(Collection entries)
-------

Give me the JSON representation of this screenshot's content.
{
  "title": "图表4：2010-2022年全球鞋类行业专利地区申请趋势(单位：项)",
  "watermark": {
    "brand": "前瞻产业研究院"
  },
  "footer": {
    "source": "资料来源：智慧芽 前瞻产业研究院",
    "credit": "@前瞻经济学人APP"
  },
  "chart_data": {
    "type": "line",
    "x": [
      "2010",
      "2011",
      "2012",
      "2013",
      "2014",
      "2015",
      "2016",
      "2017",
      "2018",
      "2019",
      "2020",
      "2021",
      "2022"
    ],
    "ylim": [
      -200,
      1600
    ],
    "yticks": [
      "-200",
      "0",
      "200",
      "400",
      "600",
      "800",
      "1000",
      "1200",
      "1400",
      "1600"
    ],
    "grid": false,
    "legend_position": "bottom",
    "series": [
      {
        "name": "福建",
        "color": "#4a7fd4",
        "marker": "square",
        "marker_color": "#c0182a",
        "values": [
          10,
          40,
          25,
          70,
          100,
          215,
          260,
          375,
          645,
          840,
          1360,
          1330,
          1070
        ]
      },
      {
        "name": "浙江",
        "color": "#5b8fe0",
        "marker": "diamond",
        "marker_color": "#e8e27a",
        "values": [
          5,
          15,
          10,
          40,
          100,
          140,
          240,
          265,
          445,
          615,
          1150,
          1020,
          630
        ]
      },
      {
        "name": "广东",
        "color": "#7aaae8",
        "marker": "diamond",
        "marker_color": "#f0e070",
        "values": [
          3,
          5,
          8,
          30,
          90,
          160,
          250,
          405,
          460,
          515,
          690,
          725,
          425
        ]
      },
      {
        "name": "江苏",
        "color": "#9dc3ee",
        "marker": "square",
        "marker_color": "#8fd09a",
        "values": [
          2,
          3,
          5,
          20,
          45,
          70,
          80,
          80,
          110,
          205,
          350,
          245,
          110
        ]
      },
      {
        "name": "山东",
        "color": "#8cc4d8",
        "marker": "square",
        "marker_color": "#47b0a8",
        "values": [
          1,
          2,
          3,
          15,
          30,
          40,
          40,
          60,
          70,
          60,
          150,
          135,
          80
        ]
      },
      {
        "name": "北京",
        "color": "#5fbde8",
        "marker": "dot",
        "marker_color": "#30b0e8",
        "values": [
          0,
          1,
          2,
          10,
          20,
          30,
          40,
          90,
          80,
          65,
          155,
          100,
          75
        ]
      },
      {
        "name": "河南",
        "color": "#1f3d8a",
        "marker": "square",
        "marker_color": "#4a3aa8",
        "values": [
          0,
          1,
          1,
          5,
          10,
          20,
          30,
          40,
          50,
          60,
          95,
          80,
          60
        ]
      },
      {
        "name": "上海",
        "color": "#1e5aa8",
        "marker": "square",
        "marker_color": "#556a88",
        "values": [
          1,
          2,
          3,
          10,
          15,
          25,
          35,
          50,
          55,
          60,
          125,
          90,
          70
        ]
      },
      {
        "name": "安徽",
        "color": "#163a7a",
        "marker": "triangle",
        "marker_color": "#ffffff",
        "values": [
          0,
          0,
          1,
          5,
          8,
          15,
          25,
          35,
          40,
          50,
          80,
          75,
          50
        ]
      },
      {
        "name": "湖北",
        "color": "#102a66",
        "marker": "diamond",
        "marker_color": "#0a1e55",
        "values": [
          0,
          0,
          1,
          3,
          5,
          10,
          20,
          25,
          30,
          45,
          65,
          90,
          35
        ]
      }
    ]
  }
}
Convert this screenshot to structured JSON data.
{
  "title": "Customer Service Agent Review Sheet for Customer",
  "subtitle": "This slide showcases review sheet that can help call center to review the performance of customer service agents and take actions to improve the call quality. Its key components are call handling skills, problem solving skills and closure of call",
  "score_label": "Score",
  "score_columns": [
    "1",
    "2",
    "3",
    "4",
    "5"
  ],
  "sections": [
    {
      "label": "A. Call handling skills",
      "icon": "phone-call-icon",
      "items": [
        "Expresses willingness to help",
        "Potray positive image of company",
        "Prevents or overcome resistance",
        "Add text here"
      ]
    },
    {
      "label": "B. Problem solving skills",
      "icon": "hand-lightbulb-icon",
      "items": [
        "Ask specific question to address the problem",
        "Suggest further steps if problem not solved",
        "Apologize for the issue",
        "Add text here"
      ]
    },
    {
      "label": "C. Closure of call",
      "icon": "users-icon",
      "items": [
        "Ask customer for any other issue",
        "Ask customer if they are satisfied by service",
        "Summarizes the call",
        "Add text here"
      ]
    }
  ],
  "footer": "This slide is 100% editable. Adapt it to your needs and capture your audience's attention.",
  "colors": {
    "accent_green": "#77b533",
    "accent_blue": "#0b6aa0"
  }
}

-------

__Description of the task__.
Reproduce each record shown above without altering a single word.

__Result of the exercise__.
Give me the JSON representation of this screenshot's content.
{
  "title": "图表4：2010-2022年全球鞋类行业专利地区申请趋势(单位：项)",
  "watermark": {
    "brand": "前瞻产业研究院"
  },
  "footer": {
    "source": "资料来源：智慧芽 前瞻产业研究院",
    "credit": "@前瞻经济学人APP"
  },
  "chart_data": {
    "type": "line",
    "x": [
      "2010",
      "2011",
      "2012",
      "2013",
      "2014",
      "2015",
      "2016",
      "2017",
      "2018",
      "2019",
      "2020",
      "2021",
      "2022"
    ],
    "ylim": [
      -200,
      1600
    ],
    "yticks": [
      "-200",
      "0",
      "200",
      "400",
      "600",
      "800",
      "1000",
      "1200",
      "1400",
      "1600"
    ],
    "grid": false,
    "legend_position": "bottom",
    "series": [
      {
        "name": "福建",
        "color": "#4a7fd4",
        "marker": "square",
        "marker_color": "#c0182a",
        "values": [
          10,
          40,
          25,
          70,
          100,
          215,
          260,
          375,
          645,
          840,
          1360,
          1330,
          1070
        ]
      },
      {
        "name": "浙江",
        "color": "#5b8fe0",
        "marker": "diamond",
        "marker_color": "#e8e27a",
        "values": [
          5,
          15,
          10,
          40,
          100,
          140,
          240,
          265,
          445,
          615,
          1150,
          1020,
          630
        ]
      },
      {
        "name": "广东",
        "color": "#7aaae8",
        "marker": "diamond",
        "marker_color": "#f0e070",
        "values": [
          3,
          5,
          8,
          30,
          90,
          160,
          250,
          405,
          460,
          515,
          690,
          725,
          425
        ]
      },
      {
        "name": "江苏",
        "color": "#9dc3ee",
        "marker": "square",
        "marker_color": "#8fd09a",
        "values": [
          2,
          3,
          5,
          20,
          45,
          70,
          80,
          80,
          110,
          205,
          350,
          245,
          110
        ]
      },
      {
        "name": "山东",
        "color": "#8cc4d8",
        "marker": "square",
        "marker_color": "#47b0a8",
        "values": [
          1,
          2,
          3,
          15,
          30,
          40,
          40,
          60,
          70,
          60,
          150,
          135,
          80
        ]
      },
      {
        "name": "北京",
        "color": "#5fbde8",
        "marker": "dot",
        "marker_color": "#30b0e8",
        "values": [
          0,
          1,
          2,
          10,
          20,
          30,
          40,
          90,
          80,
          65,
          155,
          100,
          75
        ]
      },
      {
        "name": "河南",
        "color": "#1f3d8a",
        "marker": "square",
        "marker_color": "#4a3aa8",
        "values": [
          0,
          1,
          1,
          5,
          10,
          20,
          30,
          40,
          50,
          60,
          95,
          80,
          60
        ]
      },
      {
        "name": "上海",
        "color": "#1e5aa8",
        "marker": "square",
        "marker_color": "#556a88",
        "values": [
          1,
          2,
          3,
          10,
          15,
          25,
          35,
          50,
          55,
          60,
          125,
          90,
          70
        ]
      },
      {
        "name": "安徽",
        "color": "#163a7a",
        "marker": "triangle",
        "marker_color": "#ffffff",
        "values": [
          0,
          0,
          1,
          5,
          8,
          15,
          25,
          35,
          40,
          50,
          80,
          75,
          50
        ]
      },
      {
        "name": "湖北",
        "color": "#102a66",
        "marker": "diamond",
        "marker_color": "#0a1e55",
        "values": [
          0,
          0,
          1,
          3,
          5,
          10,
          20,
          25,
          30,
          45,
          65,
          90,
          35
        ]
      }
    ]
  }
}
Convert this screenshot to structured JSON data.
{
  "title": "Customer Service Agent Review Sheet for Customer",
  "subtitle": "This slide showcases review sheet that can help call center to review the performance of customer service agents and take actions to improve the call quality. Its key components are call handling skills, problem solving skills and closure of call",
  "score_label": "Score",
  "score_columns": [
    "1",
    "2",
    "3",
    "4",
    "5"
  ],
  "sections": [
    {
      "label": "A. Call handling skills",
      "icon": "phone-call-icon",
      "items": [
        "Expresses willingness to help",
        "Potray positive image of company",
        "Prevents or overcome resistance",
        "Add text here"
      ]
    },
    {
      "label": "B. Problem solving skills",
      "icon": "hand-lightbulb-icon",
      "items": [
        "Ask specific question to address the problem",
        "Suggest further steps if problem not solved",
        "Apologize for the issue",
        "Add text here"
      ]
    },
    {
      "label": "C. Closure of call",
      "icon": "users-icon",
      "items": [
        "Ask customer for any other issue",
        "Ask customer if they are satisfied by service",
        "Summarizes the call",
        "Add text here"
      ]
    }
  ],
  "footer": "This slide is 100% editable. Adapt it to your needs and capture your audience's attention.",
  "colors": {
    "accent_green": "#77b533",
    "accent_blue": "#0b6aa0"
  }
}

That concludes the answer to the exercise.